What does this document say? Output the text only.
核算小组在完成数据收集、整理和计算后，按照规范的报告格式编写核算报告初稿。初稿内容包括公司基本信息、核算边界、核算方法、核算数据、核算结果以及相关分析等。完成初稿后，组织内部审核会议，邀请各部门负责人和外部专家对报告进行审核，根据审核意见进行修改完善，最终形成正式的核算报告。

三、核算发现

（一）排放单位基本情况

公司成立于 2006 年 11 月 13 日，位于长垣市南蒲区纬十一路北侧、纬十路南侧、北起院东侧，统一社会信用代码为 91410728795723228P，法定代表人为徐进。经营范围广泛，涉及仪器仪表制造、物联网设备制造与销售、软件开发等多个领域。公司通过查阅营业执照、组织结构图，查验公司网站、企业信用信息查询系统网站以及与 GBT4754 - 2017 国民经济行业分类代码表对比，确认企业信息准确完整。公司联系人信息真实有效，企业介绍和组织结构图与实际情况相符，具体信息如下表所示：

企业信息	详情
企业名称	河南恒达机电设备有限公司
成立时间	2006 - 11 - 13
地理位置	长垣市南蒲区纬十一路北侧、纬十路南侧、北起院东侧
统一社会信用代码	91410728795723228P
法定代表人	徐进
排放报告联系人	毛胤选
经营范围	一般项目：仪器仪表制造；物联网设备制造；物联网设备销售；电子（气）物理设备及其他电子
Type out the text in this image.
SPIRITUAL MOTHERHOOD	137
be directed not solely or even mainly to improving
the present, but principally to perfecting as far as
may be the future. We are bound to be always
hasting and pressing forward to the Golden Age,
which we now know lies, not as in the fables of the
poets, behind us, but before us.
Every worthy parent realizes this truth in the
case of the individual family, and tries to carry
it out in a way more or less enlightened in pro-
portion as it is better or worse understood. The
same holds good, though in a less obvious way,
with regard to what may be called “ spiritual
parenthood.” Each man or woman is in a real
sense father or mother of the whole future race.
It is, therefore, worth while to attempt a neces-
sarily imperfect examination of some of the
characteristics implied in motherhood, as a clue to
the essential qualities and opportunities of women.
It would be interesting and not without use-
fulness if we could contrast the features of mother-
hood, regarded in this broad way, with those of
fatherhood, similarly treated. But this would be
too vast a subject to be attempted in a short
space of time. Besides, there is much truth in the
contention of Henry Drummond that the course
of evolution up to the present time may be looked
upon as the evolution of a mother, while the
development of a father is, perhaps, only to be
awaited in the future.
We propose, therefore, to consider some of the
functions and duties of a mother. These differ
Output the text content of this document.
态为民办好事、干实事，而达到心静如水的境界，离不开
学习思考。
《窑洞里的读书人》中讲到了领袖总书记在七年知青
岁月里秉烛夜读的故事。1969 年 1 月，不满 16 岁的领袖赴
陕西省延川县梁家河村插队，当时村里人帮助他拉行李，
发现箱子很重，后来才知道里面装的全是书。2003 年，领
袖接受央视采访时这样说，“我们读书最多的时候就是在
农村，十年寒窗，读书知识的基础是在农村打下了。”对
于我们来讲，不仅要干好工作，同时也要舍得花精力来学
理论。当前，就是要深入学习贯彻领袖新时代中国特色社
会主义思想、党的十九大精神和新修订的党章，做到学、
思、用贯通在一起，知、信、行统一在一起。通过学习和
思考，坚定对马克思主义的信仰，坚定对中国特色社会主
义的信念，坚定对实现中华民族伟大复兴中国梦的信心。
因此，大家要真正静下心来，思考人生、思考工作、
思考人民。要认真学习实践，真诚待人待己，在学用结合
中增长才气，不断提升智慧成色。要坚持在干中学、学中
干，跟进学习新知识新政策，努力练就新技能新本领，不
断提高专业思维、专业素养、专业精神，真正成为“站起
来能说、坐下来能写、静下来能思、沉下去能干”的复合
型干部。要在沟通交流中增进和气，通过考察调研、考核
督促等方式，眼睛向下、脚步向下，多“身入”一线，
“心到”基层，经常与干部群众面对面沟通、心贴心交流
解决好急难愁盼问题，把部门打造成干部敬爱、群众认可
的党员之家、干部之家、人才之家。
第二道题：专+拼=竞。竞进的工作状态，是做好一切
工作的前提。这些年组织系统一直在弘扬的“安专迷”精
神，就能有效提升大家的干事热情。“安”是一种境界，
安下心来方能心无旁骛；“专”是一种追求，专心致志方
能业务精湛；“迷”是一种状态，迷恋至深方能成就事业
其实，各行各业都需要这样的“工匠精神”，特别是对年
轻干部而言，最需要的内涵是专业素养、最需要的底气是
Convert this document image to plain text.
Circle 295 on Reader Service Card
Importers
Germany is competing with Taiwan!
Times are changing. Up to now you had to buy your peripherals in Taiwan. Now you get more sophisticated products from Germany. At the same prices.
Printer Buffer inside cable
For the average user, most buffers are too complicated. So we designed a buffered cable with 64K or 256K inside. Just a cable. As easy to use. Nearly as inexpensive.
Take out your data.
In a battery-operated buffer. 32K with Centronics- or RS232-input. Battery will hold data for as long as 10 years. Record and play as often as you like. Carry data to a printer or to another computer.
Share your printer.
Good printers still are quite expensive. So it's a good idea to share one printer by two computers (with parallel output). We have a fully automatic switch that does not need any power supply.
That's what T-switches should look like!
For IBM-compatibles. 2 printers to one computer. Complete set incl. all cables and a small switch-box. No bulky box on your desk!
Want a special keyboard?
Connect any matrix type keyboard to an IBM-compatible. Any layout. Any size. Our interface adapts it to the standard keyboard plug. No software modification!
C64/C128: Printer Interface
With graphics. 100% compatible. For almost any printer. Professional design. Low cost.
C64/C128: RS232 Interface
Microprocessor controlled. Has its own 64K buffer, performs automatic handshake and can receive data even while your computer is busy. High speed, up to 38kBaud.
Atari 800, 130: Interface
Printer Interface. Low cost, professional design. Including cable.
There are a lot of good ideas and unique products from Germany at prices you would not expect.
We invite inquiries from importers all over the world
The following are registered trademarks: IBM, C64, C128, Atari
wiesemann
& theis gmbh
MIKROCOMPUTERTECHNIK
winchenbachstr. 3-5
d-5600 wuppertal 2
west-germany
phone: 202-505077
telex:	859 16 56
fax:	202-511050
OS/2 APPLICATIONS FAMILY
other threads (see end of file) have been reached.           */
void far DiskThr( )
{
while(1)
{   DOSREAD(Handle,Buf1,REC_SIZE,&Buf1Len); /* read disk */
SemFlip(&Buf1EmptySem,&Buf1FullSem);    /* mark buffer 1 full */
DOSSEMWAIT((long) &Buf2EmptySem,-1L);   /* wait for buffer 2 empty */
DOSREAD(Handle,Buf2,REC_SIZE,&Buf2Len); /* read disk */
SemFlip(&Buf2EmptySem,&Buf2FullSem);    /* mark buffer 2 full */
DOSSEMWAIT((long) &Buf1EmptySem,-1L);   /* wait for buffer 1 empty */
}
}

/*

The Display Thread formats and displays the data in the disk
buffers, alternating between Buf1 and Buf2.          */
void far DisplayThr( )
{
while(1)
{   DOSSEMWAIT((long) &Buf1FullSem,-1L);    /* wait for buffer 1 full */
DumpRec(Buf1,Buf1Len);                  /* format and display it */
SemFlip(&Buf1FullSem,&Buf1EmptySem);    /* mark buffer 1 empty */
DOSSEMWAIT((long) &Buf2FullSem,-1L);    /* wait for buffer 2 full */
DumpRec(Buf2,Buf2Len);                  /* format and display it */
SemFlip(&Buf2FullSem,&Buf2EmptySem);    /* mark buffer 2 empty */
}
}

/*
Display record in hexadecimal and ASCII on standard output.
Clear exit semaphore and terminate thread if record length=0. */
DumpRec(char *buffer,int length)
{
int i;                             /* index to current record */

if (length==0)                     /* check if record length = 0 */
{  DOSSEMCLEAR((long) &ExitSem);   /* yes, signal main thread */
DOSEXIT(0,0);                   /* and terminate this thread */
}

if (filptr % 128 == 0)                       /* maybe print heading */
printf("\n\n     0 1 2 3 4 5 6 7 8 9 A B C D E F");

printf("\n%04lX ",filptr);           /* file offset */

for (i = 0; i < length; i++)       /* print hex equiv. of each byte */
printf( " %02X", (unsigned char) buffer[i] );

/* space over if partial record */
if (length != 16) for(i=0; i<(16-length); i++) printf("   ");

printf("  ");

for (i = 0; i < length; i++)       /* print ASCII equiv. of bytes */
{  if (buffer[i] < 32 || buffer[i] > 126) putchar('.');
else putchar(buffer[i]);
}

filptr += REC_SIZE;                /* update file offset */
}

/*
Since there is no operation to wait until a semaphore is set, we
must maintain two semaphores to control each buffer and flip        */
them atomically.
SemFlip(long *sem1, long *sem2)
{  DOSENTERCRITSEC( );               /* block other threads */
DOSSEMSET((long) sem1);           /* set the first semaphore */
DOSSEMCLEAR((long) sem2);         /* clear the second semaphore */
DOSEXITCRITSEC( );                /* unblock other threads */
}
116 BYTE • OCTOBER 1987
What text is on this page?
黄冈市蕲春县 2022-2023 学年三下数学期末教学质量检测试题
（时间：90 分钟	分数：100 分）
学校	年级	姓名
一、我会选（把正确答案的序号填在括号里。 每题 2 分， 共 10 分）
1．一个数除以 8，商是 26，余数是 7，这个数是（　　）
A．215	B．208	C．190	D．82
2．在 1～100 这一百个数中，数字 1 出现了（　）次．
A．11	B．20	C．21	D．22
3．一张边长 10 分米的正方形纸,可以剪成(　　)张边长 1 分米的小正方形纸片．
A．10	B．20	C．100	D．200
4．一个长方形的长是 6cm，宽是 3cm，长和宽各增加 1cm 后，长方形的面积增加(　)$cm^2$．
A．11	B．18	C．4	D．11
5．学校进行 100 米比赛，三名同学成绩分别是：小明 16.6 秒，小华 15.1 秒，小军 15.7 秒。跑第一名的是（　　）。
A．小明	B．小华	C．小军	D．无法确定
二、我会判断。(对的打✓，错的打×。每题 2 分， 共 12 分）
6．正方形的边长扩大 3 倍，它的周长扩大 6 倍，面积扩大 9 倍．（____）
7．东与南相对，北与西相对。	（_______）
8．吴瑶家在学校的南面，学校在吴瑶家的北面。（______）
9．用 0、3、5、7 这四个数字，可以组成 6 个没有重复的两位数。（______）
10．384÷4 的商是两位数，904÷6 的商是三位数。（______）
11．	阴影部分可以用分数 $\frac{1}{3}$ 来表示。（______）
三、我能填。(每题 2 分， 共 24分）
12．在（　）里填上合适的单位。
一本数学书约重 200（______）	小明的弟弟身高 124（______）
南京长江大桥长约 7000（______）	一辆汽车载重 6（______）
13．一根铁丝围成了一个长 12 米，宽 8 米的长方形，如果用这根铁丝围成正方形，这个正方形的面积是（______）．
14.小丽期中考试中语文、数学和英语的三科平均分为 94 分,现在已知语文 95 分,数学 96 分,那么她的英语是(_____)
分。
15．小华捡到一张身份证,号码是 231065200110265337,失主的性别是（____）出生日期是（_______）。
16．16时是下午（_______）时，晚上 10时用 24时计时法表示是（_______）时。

TASK DIRECTIONS
Locate the lines above that hold the word "void". Show every one of them.

FINISHED ANSWER
void far DiskThr( )
void far DisplayThr( )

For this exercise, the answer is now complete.